= Stated task =
Make an exact transcription of the material, leaving out all images.

= Stored rows =
◇ ◇ ◇ ◇ ◇
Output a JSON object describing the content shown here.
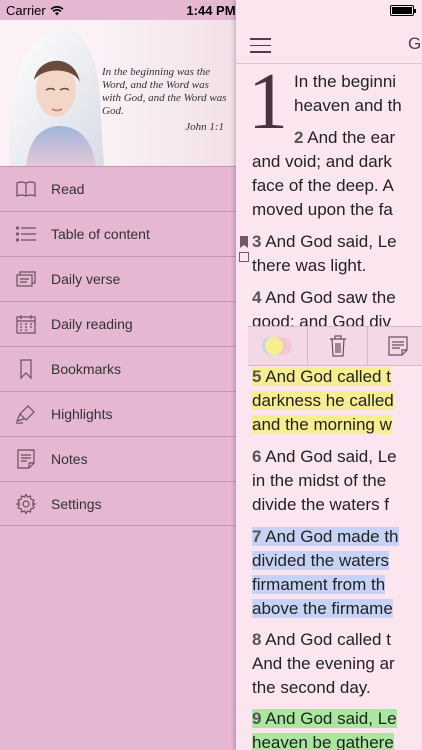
{
  "status": {
    "carrier": "Carrier",
    "time": "1:44 PM"
  },
  "sidebar": {
    "quote": "In the beginning was the Word, and the Word was with God, and the Word was God.",
    "quote_ref": "John 1:1",
    "items": [
      {
        "label": "Read",
        "icon": "book-open-icon"
      },
      {
        "label": "Table of content",
        "icon": "list-icon"
      },
      {
        "label": "Daily verse",
        "icon": "cards-icon"
      },
      {
        "label": "Daily reading",
        "icon": "calendar-icon"
      },
      {
        "label": "Bookmarks",
        "icon": "bookmark-icon"
      },
      {
        "label": "Highlights",
        "icon": "highlighter-icon"
      },
      {
        "label": "Notes",
        "icon": "note-icon"
      },
      {
        "label": "Settings",
        "icon": "gear-icon"
      }
    ]
  },
  "reader": {
    "nav_title": "G",
    "chapter_number": "1",
    "lines": [
      {
        "text": "In the beginni",
        "num": ""
      },
      {
        "text": "heaven and th",
        "num": ""
      },
      {
        "text": " And the ear",
        "num": "2"
      },
      {
        "text": "and void; and dark",
        "num": ""
      },
      {
        "text": "face of the deep. A",
        "num": ""
      },
      {
        "text": "moved upon the fa",
        "num": ""
      },
      {
        "text": " And God said, Le",
        "num": "3"
      },
      {
        "text": "there was light.",
        "num": ""
      },
      {
        "text": " And God saw the",
        "num": "4"
      },
      {
        "text": "good: and God div",
        "num": ""
      },
      {
        "text": " And God called t",
        "num": "5",
        "hl": "yellow"
      },
      {
        "text": "darkness he called",
        "num": "",
        "hl": "yellow"
      },
      {
        "text": "and the morning w",
        "num": "",
        "hl": "yellow"
      },
      {
        "text": " And God said, Le",
        "num": "6"
      },
      {
        "text": "in the midst of the",
        "num": ""
      },
      {
        "text": "divide the waters f",
        "num": ""
      },
      {
        "text": " And God made th",
        "num": "7",
        "hl": "blue"
      },
      {
        "text": "divided the waters",
        "num": "",
        "hl": "blue"
      },
      {
        "text": "firmament from th",
        "num": "",
        "hl": "blue"
      },
      {
        "text": "above the firmame",
        "num": "",
        "hl": "blue"
      },
      {
        "text": " And God called t",
        "num": "8"
      },
      {
        "text": "And the evening ar",
        "num": ""
      },
      {
        "text": "the second day.",
        "num": ""
      },
      {
        "text": " And God said, Le",
        "num": "9",
        "hl": "green"
      },
      {
        "text": "heaven be gathere",
        "num": "",
        "hl": "green"
      }
    ],
    "toolbar": [
      {
        "icon": "color-palette-icon"
      },
      {
        "icon": "trash-icon"
      },
      {
        "icon": "note-icon"
      }
    ]
  },
  "colors": {
    "sidebar_bg": "#e5b7d2",
    "reader_bg": "#fbe6ef",
    "highlight_yellow": "#f7ee8f",
    "highlight_blue": "#c6d3f6",
    "highlight_green": "#a9e79f"
  }
}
◇ ◇ ◇ ◇ ◇
= Correct output =
Output a JSON object describing the content shown here.
{
  "status": {
    "carrier": "Carrier",
    "time": "1:44 PM"
  },
  "sidebar": {
    "quote": "In the beginning was the Word, and the Word was with God, and the Word was God.",
    "quote_ref": "John 1:1",
    "items": [
      {
        "label": "Read",
        "icon": "book-open-icon"
      },
      {
        "label": "Table of content",
        "icon": "list-icon"
      },
      {
        "label": "Daily verse",
        "icon": "cards-icon"
      },
      {
        "label": "Daily reading",
        "icon": "calendar-icon"
      },
      {
        "label": "Bookmarks",
        "icon": "bookmark-icon"
      },
      {
        "label": "Highlights",
        "icon": "highlighter-icon"
      },
      {
        "label": "Notes",
        "icon": "note-icon"
      },
      {
        "label": "Settings",
        "icon": "gear-icon"
      }
    ]
  },
  "reader": {
    "nav_title": "G",
    "chapter_number": "1",
    "lines": [
      {
        "text": "In the beginni",
        "num": ""
      },
      {
        "text": "heaven and th",
        "num": ""
      },
      {
        "text": " And the ear",
        "num": "2"
      },
      {
        "text": "and void; and dark",
        "num": ""
      },
      {
        "text": "face of the deep. A",
        "num": ""
      },
      {
        "text": "moved upon the fa",
        "num": ""
      },
      {
        "text": " And God said, Le",
        "num": "3"
      },
      {
        "text": "there was light.",
        "num": ""
      },
      {
        "text": " And God saw the",
        "num": "4"
      },
      {
        "text": "good: and God div",
        "num": ""
      },
      {
        "text": " And God called t",
        "num": "5",
        "hl": "yellow"
      },
      {
        "text": "darkness he called",
        "num": "",
        "hl": "yellow"
      },
      {
        "text": "and the morning w",
        "num": "",
        "hl": "yellow"
      },
      {
        "text": " And God said, Le",
        "num": "6"
      },
      {
        "text": "in the midst of the",
        "num": ""
      },
      {
        "text": "divide the waters f",
        "num": ""
      },
      {
        "text": " And God made th",
        "num": "7",
        "hl": "blue"
      },
      {
        "text": "divided the waters",
        "num": "",
        "hl": "blue"
      },
      {
        "text": "firmament from th",
        "num": "",
        "hl": "blue"
      },
      {
        "text": "above the firmame",
        "num": "",
        "hl": "blue"
      },
      {
        "text": " And God called t",
        "num": "8"
      },
      {
        "text": "And the evening ar",
        "num": ""
      },
      {
        "text": "the second day.",
        "num": ""
      },
      {
        "text": " And God said, Le",
        "num": "9",
        "hl": "green"
      },
      {
        "text": "heaven be gathere",
        "num": "",
        "hl": "green"
      }
    ],
    "toolbar": [
      {
        "icon": "color-palette-icon"
      },
      {
        "icon": "trash-icon"
      },
      {
        "icon": "note-icon"
      }
    ]
  },
  "colors": {
    "sidebar_bg": "#e5b7d2",
    "reader_bg": "#fbe6ef",
    "highlight_yellow": "#f7ee8f",
    "highlight_blue": "#c6d3f6",
    "highlight_green": "#a9e79f"
  }
}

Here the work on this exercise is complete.